WHAT THE TASK REQUIRES. Quote the data below in full, minus the images.
━━━ EXCERPTED DATA
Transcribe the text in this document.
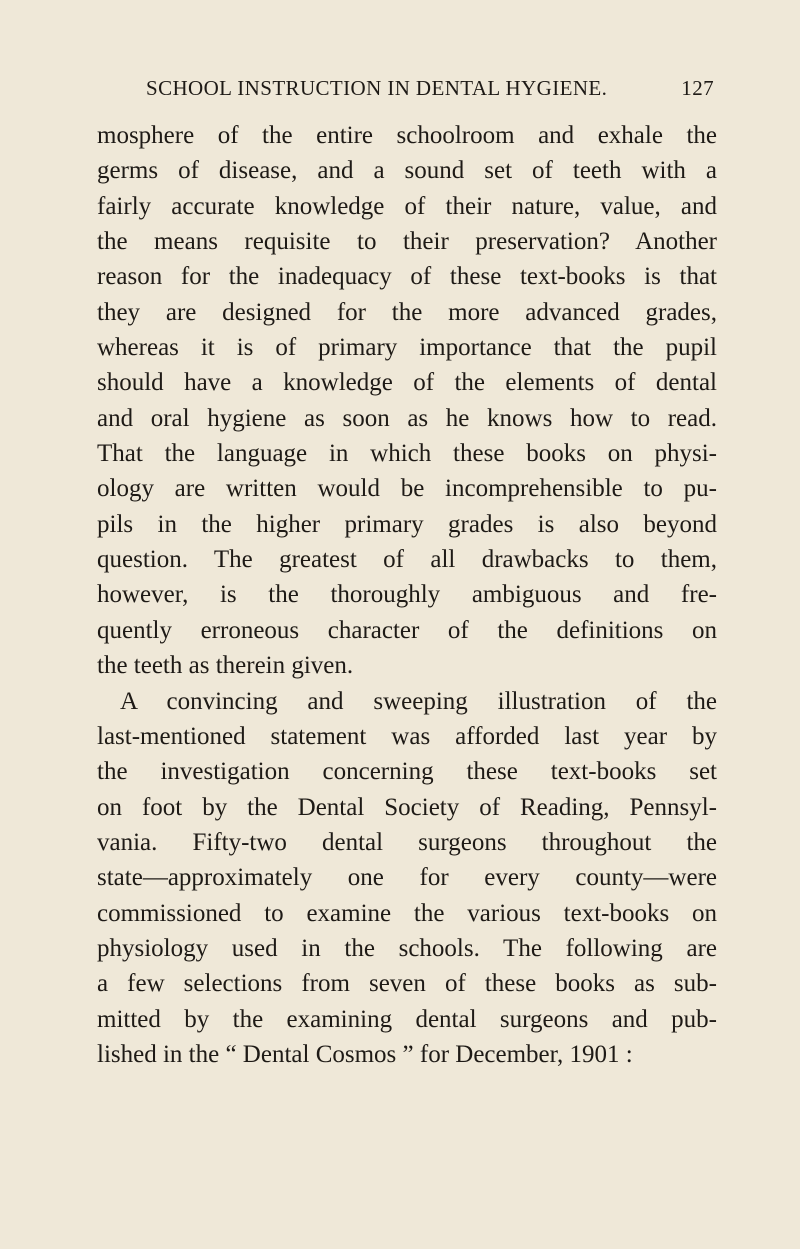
SCHOOL INSTRUCTION IN DENTAL HYGIENE.	127
mosphere of the entire schoolroom and exhale the
germs of disease, and a sound set of teeth with a
fairly accurate knowledge of their nature, value, and
the means requisite to their preservation? Another
reason for the inadequacy of these text-books is that
they are designed for the more advanced grades,
whereas it is of primary importance that the pupil
should have a knowledge of the elements of dental
and oral hygiene as soon as he knows how to read.
That the language in which these books on physi-
ology are written would be incomprehensible to pu-
pils in the higher primary grades is also beyond
question. The greatest of all drawbacks to them,
however, is the thoroughly ambiguous and fre-
quently erroneous character of the definitions on
the teeth as therein given.
A convincing and sweeping illustration of the
last-mentioned statement was afforded last year by
the investigation concerning these text-books set
on foot by the Dental Society of Reading, Pennsyl-
vania. Fifty-two dental surgeons throughout the
state—approximately one for every county—were
commissioned to examine the various text-books on
physiology used in the schools. The following are
a few selections from seven of these books as sub-
mitted by the examining dental surgeons and pub-
lished in the “ Dental Cosmos ” for December, 1901 :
━━━━━━
FULL SOLUTION.
Transcribe the text in this document.
SCHOOL INSTRUCTION IN DENTAL HYGIENE.	127
mosphere of the entire schoolroom and exhale the
germs of disease, and a sound set of teeth with a
fairly accurate knowledge of their nature, value, and
the means requisite to their preservation? Another
reason for the inadequacy of these text-books is that
they are designed for the more advanced grades,
whereas it is of primary importance that the pupil
should have a knowledge of the elements of dental
and oral hygiene as soon as he knows how to read.
That the language in which these books on physi-
ology are written would be incomprehensible to pu-
pils in the higher primary grades is also beyond
question. The greatest of all drawbacks to them,
however, is the thoroughly ambiguous and fre-
quently erroneous character of the definitions on
the teeth as therein given.
A convincing and sweeping illustration of the
last-mentioned statement was afforded last year by
the investigation concerning these text-books set
on foot by the Dental Society of Reading, Pennsyl-
vania. Fifty-two dental surgeons throughout the
state—approximately one for every county—were
commissioned to examine the various text-books on
physiology used in the schools. The following are
a few selections from seven of these books as sub-
mitted by the examining dental surgeons and pub-
lished in the “ Dental Cosmos ” for December, 1901 :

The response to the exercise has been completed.